— Task directions —
Nothing before the line containing "Output the text content of this document." belongs in the answer; quote that line and all lines after it through the end of the material, word for word.

======== Data extract ========

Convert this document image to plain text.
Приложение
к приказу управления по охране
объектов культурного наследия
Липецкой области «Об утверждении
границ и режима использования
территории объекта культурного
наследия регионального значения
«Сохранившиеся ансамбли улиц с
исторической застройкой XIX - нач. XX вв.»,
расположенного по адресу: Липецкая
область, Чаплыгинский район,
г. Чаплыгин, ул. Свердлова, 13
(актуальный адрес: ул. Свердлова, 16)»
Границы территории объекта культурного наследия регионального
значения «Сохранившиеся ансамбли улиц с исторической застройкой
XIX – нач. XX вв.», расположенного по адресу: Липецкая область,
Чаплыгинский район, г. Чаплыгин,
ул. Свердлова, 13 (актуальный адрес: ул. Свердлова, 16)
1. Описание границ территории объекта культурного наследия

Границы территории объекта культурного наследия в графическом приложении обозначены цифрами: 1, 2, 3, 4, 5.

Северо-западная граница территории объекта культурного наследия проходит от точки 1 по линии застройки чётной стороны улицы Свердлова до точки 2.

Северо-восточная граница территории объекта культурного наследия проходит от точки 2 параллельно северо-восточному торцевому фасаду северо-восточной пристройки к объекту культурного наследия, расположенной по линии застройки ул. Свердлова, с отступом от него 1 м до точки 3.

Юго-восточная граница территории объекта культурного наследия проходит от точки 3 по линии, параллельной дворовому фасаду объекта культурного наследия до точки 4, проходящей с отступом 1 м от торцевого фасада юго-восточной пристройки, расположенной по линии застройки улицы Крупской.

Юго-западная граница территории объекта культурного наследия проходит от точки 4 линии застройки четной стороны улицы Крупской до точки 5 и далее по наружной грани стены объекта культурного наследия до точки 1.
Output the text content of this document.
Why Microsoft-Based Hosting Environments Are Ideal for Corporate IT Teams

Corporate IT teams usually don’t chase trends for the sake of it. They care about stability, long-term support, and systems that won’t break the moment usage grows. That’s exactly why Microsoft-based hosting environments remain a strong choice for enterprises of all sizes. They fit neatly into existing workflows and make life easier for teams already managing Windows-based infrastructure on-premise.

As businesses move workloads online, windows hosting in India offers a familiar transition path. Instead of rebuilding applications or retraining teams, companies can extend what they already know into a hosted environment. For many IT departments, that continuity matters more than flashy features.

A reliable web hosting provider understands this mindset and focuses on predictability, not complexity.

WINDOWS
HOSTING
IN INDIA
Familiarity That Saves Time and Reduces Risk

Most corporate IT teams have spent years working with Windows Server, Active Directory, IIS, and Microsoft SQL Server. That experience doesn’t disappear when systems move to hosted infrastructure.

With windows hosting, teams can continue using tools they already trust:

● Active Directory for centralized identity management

========

— Expected answer —
Output the text content of this document.
Why Microsoft-Based Hosting Environments Are Ideal for Corporate IT Teams

Corporate IT teams usually don’t chase trends for the sake of it. They care about stability, long-term support, and systems that won’t break the moment usage grows. That’s exactly why Microsoft-based hosting environments remain a strong choice for enterprises of all sizes. They fit neatly into existing workflows and make life easier for teams already managing Windows-based infrastructure on-premise.

As businesses move workloads online, windows hosting in India offers a familiar transition path. Instead of rebuilding applications or retraining teams, companies can extend what they already know into a hosted environment. For many IT departments, that continuity matters more than flashy features.

A reliable web hosting provider understands this mindset and focuses on predictability, not complexity.

WINDOWS
HOSTING
IN INDIA
Familiarity That Saves Time and Reduces Risk

Most corporate IT teams have spent years working with Windows Server, Active Directory, IIS, and Microsoft SQL Server. That experience doesn’t disappear when systems move to hosted infrastructure.

With windows hosting, teams can continue using tools they already trust:

● Active Directory for centralized identity management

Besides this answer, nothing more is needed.